WHAT YOU NEED TO DO | Could you repeat, word for word, every line from the one containing "Transcribe the text in this document." through the final line of the records below, and nothing else?

EXCERPTED RECORDS |
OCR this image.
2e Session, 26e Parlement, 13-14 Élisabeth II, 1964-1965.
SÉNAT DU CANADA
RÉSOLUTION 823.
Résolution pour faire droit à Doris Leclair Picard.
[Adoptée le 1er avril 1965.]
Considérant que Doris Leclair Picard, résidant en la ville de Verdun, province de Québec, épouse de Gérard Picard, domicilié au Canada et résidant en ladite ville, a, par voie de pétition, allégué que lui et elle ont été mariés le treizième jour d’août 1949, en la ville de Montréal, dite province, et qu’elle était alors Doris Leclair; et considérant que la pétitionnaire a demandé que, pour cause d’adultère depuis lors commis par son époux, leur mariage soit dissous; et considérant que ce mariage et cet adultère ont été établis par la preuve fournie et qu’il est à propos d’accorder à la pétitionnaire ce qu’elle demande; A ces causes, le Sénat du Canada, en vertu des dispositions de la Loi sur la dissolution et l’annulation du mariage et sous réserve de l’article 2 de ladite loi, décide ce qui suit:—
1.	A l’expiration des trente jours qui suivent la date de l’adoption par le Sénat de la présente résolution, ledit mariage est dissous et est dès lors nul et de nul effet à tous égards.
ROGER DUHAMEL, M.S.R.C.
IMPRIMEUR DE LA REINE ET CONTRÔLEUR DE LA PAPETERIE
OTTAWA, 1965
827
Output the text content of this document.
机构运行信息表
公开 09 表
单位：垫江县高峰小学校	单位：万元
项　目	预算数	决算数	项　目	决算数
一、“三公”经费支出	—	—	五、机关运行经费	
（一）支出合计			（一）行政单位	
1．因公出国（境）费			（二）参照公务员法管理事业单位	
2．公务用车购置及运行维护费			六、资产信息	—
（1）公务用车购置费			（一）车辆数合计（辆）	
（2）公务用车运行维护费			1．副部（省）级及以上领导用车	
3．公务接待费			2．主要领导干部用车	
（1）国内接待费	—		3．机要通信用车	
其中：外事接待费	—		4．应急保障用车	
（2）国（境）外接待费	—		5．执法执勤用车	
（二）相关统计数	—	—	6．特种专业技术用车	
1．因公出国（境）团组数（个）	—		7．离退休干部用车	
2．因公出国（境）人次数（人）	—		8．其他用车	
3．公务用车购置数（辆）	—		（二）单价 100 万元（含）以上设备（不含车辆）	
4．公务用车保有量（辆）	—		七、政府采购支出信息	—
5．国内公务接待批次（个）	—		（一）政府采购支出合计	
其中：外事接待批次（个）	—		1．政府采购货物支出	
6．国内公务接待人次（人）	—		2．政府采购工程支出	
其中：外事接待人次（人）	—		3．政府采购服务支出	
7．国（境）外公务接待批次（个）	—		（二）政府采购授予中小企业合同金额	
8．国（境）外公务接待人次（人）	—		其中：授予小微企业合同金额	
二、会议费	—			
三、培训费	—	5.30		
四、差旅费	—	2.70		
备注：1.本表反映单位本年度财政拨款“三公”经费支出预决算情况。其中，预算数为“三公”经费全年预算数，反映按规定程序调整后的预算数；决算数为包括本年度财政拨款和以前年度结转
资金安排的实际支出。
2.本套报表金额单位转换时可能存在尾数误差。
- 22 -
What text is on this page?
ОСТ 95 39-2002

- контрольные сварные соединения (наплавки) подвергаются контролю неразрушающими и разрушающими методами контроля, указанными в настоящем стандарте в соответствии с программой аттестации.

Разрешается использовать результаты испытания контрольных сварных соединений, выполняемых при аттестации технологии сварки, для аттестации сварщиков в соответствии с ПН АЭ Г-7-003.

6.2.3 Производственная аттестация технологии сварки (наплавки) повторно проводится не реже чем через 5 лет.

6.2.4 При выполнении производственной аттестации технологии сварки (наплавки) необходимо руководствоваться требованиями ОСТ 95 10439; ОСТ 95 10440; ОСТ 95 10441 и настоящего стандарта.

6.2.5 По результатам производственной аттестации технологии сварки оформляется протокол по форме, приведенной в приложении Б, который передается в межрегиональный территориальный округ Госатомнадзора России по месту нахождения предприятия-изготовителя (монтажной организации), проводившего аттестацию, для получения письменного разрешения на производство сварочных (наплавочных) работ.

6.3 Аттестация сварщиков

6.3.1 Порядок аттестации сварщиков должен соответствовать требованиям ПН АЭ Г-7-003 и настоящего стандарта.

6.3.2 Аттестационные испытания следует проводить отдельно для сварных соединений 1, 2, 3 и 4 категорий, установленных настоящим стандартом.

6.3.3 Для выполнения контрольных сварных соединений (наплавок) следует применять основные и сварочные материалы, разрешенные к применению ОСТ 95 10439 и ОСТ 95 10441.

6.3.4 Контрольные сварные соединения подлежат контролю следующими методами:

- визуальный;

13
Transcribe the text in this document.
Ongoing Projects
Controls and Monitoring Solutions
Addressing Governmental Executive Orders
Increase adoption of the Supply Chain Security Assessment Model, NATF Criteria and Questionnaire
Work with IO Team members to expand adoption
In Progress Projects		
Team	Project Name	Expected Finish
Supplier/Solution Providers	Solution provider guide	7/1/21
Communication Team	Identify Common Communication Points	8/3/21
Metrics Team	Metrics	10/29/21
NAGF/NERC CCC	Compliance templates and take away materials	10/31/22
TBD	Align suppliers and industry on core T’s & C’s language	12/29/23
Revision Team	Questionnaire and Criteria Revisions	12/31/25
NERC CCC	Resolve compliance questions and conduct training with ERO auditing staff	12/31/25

EXERCISE RESULT |
Transcribe the text in this document.
Ongoing Projects
Controls and Monitoring Solutions
Addressing Governmental Executive Orders
Increase adoption of the Supply Chain Security Assessment Model, NATF Criteria and Questionnaire
Work with IO Team members to expand adoption
In Progress Projects		
Team	Project Name	Expected Finish
Supplier/Solution Providers	Solution provider guide	7/1/21
Communication Team	Identify Common Communication Points	8/3/21
Metrics Team	Metrics	10/29/21
NAGF/NERC CCC	Compliance templates and take away materials	10/31/22
TBD	Align suppliers and industry on core T’s & C’s language	12/29/23
Revision Team	Questionnaire and Criteria Revisions	12/31/25
NERC CCC	Resolve compliance questions and conduct training with ERO auditing staff	12/31/25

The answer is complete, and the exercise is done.